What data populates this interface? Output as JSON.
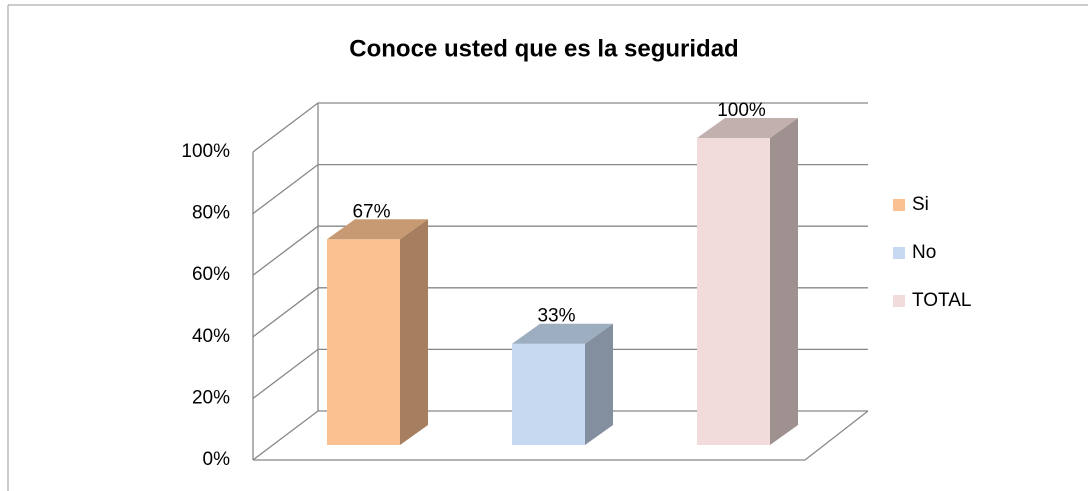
{
  "chart_data": {
    "type": "bar",
    "title": "Conoce usted que es la seguridad",
    "categories": [
      null
    ],
    "series": [
      {
        "name": "Si",
        "color": "#fac090",
        "values": [
          67
        ],
        "value_labels": [
          "67%"
        ]
      },
      {
        "name": "No",
        "color": "#c6d9f1",
        "values": [
          33
        ],
        "value_labels": [
          "33%"
        ]
      },
      {
        "name": "TOTAL",
        "color": "#f2dcdb",
        "values": [
          100
        ],
        "value_labels": [
          "100%"
        ]
      }
    ],
    "ylim": [
      0,
      100
    ],
    "yticks": [
      {
        "value": 0,
        "label": "0%"
      },
      {
        "value": 20,
        "label": "20%"
      },
      {
        "value": 40,
        "label": "40%"
      },
      {
        "value": 60,
        "label": "60%"
      },
      {
        "value": 80,
        "label": "80%"
      },
      {
        "value": 100,
        "label": "100%"
      }
    ],
    "grid": true,
    "legend": "right"
  }
}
********************
**PROBLEM STATEMENT:** In your copy, leave out the pictures and reproduce the material above exactly.

**CORRECT OUTPUT:**
What data populates this interface? Output as JSON.
{
  "chart_data": {
    "type": "bar",
    "title": "Conoce usted que es la seguridad",
    "categories": [
      null
    ],
    "series": [
      {
        "name": "Si",
        "color": "#fac090",
        "values": [
          67
        ],
        "value_labels": [
          "67%"
        ]
      },
      {
        "name": "No",
        "color": "#c6d9f1",
        "values": [
          33
        ],
        "value_labels": [
          "33%"
        ]
      },
      {
        "name": "TOTAL",
        "color": "#f2dcdb",
        "values": [
          100
        ],
        "value_labels": [
          "100%"
        ]
      }
    ],
    "ylim": [
      0,
      100
    ],
    "yticks": [
      {
        "value": 0,
        "label": "0%"
      },
      {
        "value": 20,
        "label": "20%"
      },
      {
        "value": 40,
        "label": "40%"
      },
      {
        "value": 60,
        "label": "60%"
      },
      {
        "value": 80,
        "label": "80%"
      },
      {
        "value": 100,
        "label": "100%"
      }
    ],
    "grid": true,
    "legend": "right"
  }
}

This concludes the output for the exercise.